- [What you will do]: Without altering anything, repeat each of the records.

(Items from a data source)
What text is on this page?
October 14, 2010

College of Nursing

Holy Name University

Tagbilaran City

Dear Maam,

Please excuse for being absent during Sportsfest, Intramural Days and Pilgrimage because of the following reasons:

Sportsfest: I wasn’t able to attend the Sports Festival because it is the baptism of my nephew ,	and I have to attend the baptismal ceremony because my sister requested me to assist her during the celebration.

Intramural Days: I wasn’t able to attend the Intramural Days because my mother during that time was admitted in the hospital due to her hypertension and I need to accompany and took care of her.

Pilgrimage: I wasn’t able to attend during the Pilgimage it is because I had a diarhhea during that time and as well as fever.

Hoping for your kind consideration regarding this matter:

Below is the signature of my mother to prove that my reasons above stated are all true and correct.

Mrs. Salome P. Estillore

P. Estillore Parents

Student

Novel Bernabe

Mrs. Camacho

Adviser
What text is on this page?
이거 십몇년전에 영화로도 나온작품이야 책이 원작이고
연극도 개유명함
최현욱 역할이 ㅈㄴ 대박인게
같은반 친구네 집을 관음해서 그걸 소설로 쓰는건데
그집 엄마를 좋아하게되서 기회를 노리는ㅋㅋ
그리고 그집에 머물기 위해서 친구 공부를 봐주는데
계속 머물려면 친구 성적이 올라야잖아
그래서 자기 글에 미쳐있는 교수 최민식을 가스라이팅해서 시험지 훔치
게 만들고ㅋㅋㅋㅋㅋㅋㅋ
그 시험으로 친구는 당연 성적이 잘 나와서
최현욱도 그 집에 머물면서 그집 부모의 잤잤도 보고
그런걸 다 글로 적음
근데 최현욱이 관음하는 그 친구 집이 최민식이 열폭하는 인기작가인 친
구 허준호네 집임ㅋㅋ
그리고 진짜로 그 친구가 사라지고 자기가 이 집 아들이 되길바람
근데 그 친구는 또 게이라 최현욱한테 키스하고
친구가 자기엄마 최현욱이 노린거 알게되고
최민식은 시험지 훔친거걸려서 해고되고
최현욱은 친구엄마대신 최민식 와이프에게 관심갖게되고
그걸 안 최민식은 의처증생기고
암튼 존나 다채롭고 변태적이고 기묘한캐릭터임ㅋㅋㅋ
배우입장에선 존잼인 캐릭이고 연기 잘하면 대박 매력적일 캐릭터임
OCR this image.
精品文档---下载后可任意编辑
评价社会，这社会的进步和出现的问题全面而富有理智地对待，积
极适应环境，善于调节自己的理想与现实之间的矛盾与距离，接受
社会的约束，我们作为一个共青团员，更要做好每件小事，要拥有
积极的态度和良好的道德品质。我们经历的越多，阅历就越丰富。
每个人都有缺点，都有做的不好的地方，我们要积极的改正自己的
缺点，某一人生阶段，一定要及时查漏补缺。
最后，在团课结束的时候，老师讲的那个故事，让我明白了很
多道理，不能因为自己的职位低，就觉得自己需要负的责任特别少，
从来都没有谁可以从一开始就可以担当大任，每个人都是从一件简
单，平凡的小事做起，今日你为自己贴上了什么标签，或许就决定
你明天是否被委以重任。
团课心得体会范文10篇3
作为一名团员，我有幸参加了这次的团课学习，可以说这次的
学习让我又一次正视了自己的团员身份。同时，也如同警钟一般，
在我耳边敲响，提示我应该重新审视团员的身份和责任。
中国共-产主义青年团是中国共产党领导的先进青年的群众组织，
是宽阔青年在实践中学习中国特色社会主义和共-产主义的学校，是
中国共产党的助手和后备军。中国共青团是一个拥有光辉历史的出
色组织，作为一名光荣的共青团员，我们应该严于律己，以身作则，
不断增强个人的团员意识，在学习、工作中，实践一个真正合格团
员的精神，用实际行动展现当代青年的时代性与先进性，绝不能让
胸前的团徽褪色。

- [The completed task]:
What text is on this page?
October 14, 2010

College of Nursing

Holy Name University

Tagbilaran City

Dear Maam,

Please excuse for being absent during Sportsfest, Intramural Days and Pilgrimage because of the following reasons:

Sportsfest: I wasn’t able to attend the Sports Festival because it is the baptism of my nephew ,	and I have to attend the baptismal ceremony because my sister requested me to assist her during the celebration.

Intramural Days: I wasn’t able to attend the Intramural Days because my mother during that time was admitted in the hospital due to her hypertension and I need to accompany and took care of her.

Pilgrimage: I wasn’t able to attend during the Pilgimage it is because I had a diarhhea during that time and as well as fever.

Hoping for your kind consideration regarding this matter:

Below is the signature of my mother to prove that my reasons above stated are all true and correct.

Mrs. Salome P. Estillore

P. Estillore Parents

Student

Novel Bernabe

Mrs. Camacho

Adviser
What text is on this page?
이거 십몇년전에 영화로도 나온작품이야 책이 원작이고
연극도 개유명함
최현욱 역할이 ㅈㄴ 대박인게
같은반 친구네 집을 관음해서 그걸 소설로 쓰는건데
그집 엄마를 좋아하게되서 기회를 노리는ㅋㅋ
그리고 그집에 머물기 위해서 친구 공부를 봐주는데
계속 머물려면 친구 성적이 올라야잖아
그래서 자기 글에 미쳐있는 교수 최민식을 가스라이팅해서 시험지 훔치
게 만들고ㅋㅋㅋㅋㅋㅋㅋ
그 시험으로 친구는 당연 성적이 잘 나와서
최현욱도 그 집에 머물면서 그집 부모의 잤잤도 보고
그런걸 다 글로 적음
근데 최현욱이 관음하는 그 친구 집이 최민식이 열폭하는 인기작가인 친
구 허준호네 집임ㅋㅋ
그리고 진짜로 그 친구가 사라지고 자기가 이 집 아들이 되길바람
근데 그 친구는 또 게이라 최현욱한테 키스하고
친구가 자기엄마 최현욱이 노린거 알게되고
최민식은 시험지 훔친거걸려서 해고되고
최현욱은 친구엄마대신 최민식 와이프에게 관심갖게되고
그걸 안 최민식은 의처증생기고
암튼 존나 다채롭고 변태적이고 기묘한캐릭터임ㅋㅋㅋ
배우입장에선 존잼인 캐릭이고 연기 잘하면 대박 매력적일 캐릭터임
OCR this image.
精品文档---下载后可任意编辑
评价社会，这社会的进步和出现的问题全面而富有理智地对待，积
极适应环境，善于调节自己的理想与现实之间的矛盾与距离，接受
社会的约束，我们作为一个共青团员，更要做好每件小事，要拥有
积极的态度和良好的道德品质。我们经历的越多，阅历就越丰富。
每个人都有缺点，都有做的不好的地方，我们要积极的改正自己的
缺点，某一人生阶段，一定要及时查漏补缺。
最后，在团课结束的时候，老师讲的那个故事，让我明白了很
多道理，不能因为自己的职位低，就觉得自己需要负的责任特别少，
从来都没有谁可以从一开始就可以担当大任，每个人都是从一件简
单，平凡的小事做起，今日你为自己贴上了什么标签，或许就决定
你明天是否被委以重任。
团课心得体会范文10篇3
作为一名团员，我有幸参加了这次的团课学习，可以说这次的
学习让我又一次正视了自己的团员身份。同时，也如同警钟一般，
在我耳边敲响，提示我应该重新审视团员的身份和责任。
中国共-产主义青年团是中国共产党领导的先进青年的群众组织，
是宽阔青年在实践中学习中国特色社会主义和共-产主义的学校，是
中国共产党的助手和后备军。中国共青团是一个拥有光辉历史的出
色组织，作为一名光荣的共青团员，我们应该严于律己，以身作则，
不断增强个人的团员意识，在学习、工作中，实践一个真正合格团
员的精神，用实际行动展现当代青年的时代性与先进性，绝不能让
胸前的团徽褪色。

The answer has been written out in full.